== Source material ==
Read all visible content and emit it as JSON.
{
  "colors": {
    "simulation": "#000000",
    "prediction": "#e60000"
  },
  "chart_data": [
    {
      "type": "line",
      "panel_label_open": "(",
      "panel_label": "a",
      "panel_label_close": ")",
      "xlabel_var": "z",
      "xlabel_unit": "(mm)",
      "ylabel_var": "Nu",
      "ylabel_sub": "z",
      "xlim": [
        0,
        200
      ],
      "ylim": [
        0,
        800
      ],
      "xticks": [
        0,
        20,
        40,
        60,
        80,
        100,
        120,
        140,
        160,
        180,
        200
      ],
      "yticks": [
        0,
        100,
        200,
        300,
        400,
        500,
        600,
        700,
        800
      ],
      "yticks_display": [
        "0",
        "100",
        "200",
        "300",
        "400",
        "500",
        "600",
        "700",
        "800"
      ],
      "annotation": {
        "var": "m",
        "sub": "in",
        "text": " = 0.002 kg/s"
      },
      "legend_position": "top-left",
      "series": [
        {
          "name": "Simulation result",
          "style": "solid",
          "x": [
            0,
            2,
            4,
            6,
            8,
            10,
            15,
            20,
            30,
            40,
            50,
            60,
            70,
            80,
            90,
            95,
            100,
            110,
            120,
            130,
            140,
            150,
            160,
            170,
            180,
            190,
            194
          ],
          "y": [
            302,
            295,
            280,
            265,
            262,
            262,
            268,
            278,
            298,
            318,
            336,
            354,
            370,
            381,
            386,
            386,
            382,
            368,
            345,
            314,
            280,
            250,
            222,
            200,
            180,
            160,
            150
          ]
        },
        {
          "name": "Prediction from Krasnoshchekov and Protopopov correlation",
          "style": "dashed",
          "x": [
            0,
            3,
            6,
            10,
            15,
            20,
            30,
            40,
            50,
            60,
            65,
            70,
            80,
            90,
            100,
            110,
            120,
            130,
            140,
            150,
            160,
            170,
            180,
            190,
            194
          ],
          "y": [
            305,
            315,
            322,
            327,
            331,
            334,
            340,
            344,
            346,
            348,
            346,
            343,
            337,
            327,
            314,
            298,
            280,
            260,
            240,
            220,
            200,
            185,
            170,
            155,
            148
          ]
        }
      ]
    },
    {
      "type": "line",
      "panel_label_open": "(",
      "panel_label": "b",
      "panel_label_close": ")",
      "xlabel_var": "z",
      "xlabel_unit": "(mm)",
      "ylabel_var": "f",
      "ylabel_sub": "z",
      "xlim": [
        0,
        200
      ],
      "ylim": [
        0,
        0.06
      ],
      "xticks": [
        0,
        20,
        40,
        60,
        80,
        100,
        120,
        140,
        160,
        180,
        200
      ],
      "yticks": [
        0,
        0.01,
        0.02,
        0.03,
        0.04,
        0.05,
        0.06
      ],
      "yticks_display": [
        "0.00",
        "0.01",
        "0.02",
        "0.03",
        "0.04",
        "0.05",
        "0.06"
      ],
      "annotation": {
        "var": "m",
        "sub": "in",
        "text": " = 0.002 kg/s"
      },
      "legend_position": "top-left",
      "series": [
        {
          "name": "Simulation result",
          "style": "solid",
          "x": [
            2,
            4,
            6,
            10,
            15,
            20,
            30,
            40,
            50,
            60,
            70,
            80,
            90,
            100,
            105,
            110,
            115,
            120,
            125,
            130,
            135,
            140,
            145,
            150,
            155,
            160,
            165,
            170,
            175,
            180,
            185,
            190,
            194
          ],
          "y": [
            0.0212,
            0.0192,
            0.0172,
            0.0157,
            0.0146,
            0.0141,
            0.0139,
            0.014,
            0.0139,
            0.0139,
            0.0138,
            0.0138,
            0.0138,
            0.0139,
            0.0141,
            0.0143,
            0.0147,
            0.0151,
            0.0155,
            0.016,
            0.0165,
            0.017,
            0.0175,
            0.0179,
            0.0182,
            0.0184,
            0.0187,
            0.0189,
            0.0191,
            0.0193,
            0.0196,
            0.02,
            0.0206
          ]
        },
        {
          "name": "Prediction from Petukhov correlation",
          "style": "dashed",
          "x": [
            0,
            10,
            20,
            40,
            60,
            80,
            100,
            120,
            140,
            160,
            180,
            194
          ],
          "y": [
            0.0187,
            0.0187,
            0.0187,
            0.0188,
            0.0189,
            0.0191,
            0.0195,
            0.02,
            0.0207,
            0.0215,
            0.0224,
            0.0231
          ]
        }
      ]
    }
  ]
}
===
* [What you need to do]: Return only those lines of the records that contain the string "from".

* [Reply]:
          "name": "Prediction from Krasnoshchekov and Protopopov correlation",
          "name": "Prediction from Petukhov correlation",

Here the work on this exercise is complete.